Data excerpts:
■ ■ ■ ■ ■ ■ ■

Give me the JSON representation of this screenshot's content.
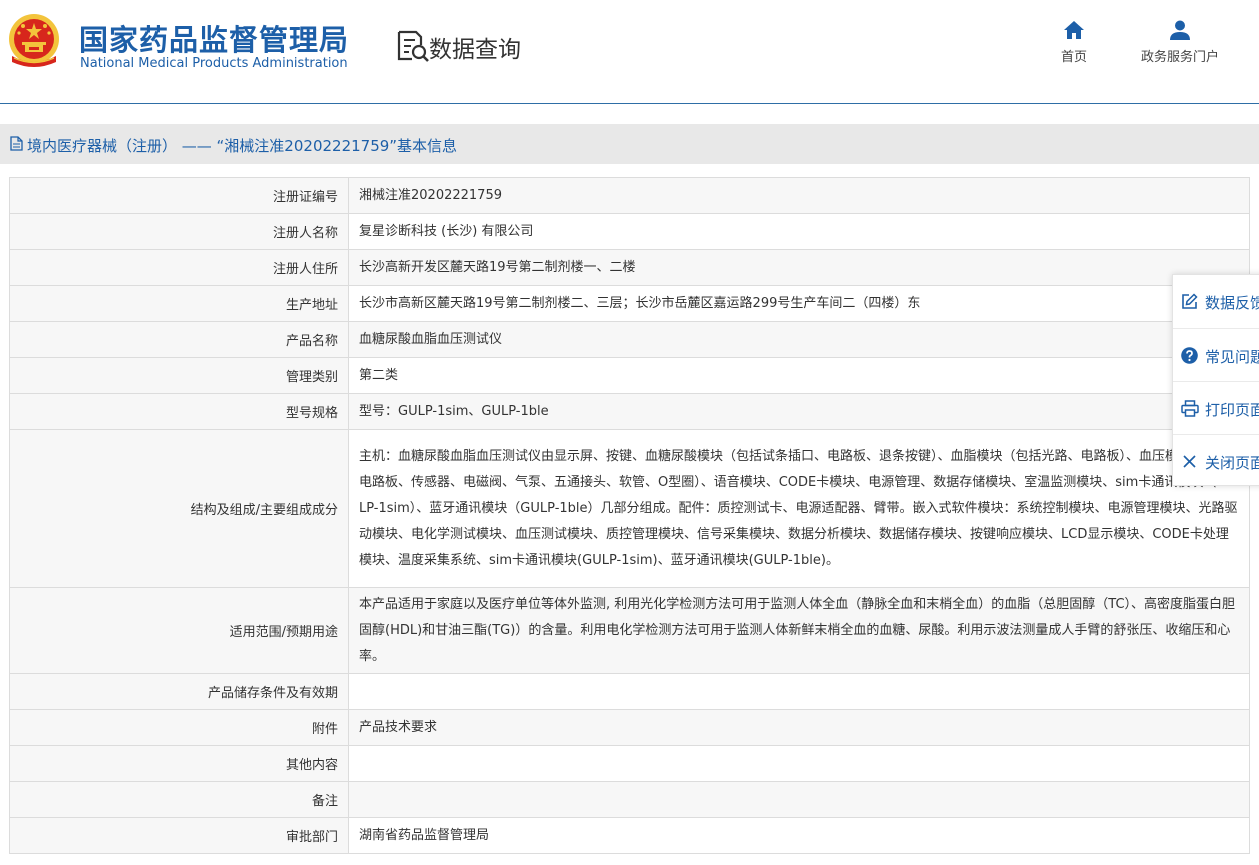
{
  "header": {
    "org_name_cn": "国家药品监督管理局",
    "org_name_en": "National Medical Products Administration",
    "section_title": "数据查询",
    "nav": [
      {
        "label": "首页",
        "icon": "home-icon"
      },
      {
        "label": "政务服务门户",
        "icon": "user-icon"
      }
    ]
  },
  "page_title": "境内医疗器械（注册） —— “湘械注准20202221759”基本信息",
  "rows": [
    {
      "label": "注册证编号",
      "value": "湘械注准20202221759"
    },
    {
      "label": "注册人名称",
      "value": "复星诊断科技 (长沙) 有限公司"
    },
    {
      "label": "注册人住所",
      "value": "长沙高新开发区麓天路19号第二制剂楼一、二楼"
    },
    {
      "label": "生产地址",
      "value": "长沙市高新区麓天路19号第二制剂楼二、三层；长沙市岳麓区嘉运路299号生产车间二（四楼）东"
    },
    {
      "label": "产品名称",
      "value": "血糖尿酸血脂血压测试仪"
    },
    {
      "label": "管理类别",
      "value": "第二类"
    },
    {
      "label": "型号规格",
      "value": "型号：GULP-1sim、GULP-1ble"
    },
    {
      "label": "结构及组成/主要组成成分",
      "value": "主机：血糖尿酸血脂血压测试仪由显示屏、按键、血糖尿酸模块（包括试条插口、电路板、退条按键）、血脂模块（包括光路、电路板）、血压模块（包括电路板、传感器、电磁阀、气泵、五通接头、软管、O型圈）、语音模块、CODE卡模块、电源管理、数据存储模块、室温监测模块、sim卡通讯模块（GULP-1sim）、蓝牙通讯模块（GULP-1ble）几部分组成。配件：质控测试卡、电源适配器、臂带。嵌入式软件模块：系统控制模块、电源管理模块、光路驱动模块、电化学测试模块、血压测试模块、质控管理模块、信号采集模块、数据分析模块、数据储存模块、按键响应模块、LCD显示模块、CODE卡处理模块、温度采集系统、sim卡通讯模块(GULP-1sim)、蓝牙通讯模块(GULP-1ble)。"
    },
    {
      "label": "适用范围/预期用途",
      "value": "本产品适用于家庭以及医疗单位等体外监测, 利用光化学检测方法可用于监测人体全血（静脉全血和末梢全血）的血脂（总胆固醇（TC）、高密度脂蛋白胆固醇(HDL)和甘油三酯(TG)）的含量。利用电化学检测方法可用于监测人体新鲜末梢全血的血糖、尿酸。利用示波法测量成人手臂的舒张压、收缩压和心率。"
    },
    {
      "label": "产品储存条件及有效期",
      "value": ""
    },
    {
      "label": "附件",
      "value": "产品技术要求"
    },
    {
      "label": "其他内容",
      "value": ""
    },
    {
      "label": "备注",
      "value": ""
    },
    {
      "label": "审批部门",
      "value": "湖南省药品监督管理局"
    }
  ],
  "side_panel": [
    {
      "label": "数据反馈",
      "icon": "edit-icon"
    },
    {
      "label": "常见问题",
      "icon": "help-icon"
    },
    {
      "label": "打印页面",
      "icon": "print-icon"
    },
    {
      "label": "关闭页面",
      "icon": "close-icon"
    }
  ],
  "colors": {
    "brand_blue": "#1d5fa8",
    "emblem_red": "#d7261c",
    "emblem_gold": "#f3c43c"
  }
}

■ ■ ■ ■ ■ ■ ■

## Task goal
Copy the material above in full and exactly, skipping pictures.

## Correct result
Give me the JSON representation of this screenshot's content.
{
  "header": {
    "org_name_cn": "国家药品监督管理局",
    "org_name_en": "National Medical Products Administration",
    "section_title": "数据查询",
    "nav": [
      {
        "label": "首页",
        "icon": "home-icon"
      },
      {
        "label": "政务服务门户",
        "icon": "user-icon"
      }
    ]
  },
  "page_title": "境内医疗器械（注册） —— “湘械注准20202221759”基本信息",
  "rows": [
    {
      "label": "注册证编号",
      "value": "湘械注准20202221759"
    },
    {
      "label": "注册人名称",
      "value": "复星诊断科技 (长沙) 有限公司"
    },
    {
      "label": "注册人住所",
      "value": "长沙高新开发区麓天路19号第二制剂楼一、二楼"
    },
    {
      "label": "生产地址",
      "value": "长沙市高新区麓天路19号第二制剂楼二、三层；长沙市岳麓区嘉运路299号生产车间二（四楼）东"
    },
    {
      "label": "产品名称",
      "value": "血糖尿酸血脂血压测试仪"
    },
    {
      "label": "管理类别",
      "value": "第二类"
    },
    {
      "label": "型号规格",
      "value": "型号：GULP-1sim、GULP-1ble"
    },
    {
      "label": "结构及组成/主要组成成分",
      "value": "主机：血糖尿酸血脂血压测试仪由显示屏、按键、血糖尿酸模块（包括试条插口、电路板、退条按键）、血脂模块（包括光路、电路板）、血压模块（包括电路板、传感器、电磁阀、气泵、五通接头、软管、O型圈）、语音模块、CODE卡模块、电源管理、数据存储模块、室温监测模块、sim卡通讯模块（GULP-1sim）、蓝牙通讯模块（GULP-1ble）几部分组成。配件：质控测试卡、电源适配器、臂带。嵌入式软件模块：系统控制模块、电源管理模块、光路驱动模块、电化学测试模块、血压测试模块、质控管理模块、信号采集模块、数据分析模块、数据储存模块、按键响应模块、LCD显示模块、CODE卡处理模块、温度采集系统、sim卡通讯模块(GULP-1sim)、蓝牙通讯模块(GULP-1ble)。"
    },
    {
      "label": "适用范围/预期用途",
      "value": "本产品适用于家庭以及医疗单位等体外监测, 利用光化学检测方法可用于监测人体全血（静脉全血和末梢全血）的血脂（总胆固醇（TC）、高密度脂蛋白胆固醇(HDL)和甘油三酯(TG)）的含量。利用电化学检测方法可用于监测人体新鲜末梢全血的血糖、尿酸。利用示波法测量成人手臂的舒张压、收缩压和心率。"
    },
    {
      "label": "产品储存条件及有效期",
      "value": ""
    },
    {
      "label": "附件",
      "value": "产品技术要求"
    },
    {
      "label": "其他内容",
      "value": ""
    },
    {
      "label": "备注",
      "value": ""
    },
    {
      "label": "审批部门",
      "value": "湖南省药品监督管理局"
    }
  ],
  "side_panel": [
    {
      "label": "数据反馈",
      "icon": "edit-icon"
    },
    {
      "label": "常见问题",
      "icon": "help-icon"
    },
    {
      "label": "打印页面",
      "icon": "print-icon"
    },
    {
      "label": "关闭页面",
      "icon": "close-icon"
    }
  ],
  "colors": {
    "brand_blue": "#1d5fa8",
    "emblem_red": "#d7261c",
    "emblem_gold": "#f3c43c"
  }
}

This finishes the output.